:: Short problem ::
Pick out all lines with the word "pursue" from the records that follow.

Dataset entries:
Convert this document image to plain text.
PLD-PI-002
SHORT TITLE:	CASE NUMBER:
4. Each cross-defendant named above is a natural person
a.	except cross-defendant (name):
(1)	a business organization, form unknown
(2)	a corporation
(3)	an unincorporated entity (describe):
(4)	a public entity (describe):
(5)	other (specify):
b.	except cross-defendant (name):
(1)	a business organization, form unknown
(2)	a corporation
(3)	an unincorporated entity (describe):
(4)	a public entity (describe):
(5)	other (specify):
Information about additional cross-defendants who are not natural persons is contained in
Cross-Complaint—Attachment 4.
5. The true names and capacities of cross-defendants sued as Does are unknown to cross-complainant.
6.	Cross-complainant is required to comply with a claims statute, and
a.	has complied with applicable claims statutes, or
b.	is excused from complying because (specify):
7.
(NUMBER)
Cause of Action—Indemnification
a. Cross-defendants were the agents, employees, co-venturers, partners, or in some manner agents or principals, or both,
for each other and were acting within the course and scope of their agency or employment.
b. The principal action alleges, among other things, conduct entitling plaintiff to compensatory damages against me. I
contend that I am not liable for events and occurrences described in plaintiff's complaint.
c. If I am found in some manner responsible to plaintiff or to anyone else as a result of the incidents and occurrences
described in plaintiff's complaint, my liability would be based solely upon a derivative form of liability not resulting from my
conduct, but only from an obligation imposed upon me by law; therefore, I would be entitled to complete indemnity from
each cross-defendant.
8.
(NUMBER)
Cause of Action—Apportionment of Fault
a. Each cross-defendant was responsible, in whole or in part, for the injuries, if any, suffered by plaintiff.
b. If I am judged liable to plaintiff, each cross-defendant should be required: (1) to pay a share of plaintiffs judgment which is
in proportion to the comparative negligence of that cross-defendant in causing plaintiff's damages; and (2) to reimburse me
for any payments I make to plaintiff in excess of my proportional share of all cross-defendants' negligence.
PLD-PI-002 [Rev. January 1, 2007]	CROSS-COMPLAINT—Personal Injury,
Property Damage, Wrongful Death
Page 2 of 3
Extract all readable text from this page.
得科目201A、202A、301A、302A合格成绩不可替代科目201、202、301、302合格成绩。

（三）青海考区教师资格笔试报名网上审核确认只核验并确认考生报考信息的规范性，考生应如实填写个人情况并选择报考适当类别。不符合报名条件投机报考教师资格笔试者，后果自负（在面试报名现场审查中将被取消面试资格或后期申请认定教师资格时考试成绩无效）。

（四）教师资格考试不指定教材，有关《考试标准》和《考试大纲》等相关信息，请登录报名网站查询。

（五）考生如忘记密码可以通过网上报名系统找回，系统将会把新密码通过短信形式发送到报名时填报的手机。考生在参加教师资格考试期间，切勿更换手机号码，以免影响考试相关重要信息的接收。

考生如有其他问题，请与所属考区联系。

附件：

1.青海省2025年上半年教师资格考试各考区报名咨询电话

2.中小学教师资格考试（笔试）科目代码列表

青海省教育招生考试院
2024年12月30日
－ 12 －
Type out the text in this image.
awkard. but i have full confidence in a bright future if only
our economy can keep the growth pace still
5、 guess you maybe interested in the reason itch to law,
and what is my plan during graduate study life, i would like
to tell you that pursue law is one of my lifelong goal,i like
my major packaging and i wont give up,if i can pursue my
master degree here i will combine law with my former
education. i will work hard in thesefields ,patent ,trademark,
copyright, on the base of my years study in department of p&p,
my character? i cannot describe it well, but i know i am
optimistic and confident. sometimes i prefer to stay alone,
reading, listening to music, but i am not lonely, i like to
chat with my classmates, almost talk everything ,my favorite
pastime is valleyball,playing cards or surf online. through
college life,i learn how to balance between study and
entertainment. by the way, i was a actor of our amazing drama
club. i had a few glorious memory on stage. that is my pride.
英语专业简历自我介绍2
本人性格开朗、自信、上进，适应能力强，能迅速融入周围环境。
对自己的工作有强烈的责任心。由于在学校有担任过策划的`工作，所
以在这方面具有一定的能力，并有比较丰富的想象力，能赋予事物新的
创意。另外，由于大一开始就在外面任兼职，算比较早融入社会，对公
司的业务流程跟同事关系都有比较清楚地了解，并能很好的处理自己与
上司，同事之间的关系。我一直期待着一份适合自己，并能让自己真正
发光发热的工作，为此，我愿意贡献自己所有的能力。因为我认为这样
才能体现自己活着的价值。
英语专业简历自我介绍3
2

:: Response for this exercise ::
to tell you that pursue law is one of my lifelong goal,i like
my major packaging and i wont give up,if i can pursue my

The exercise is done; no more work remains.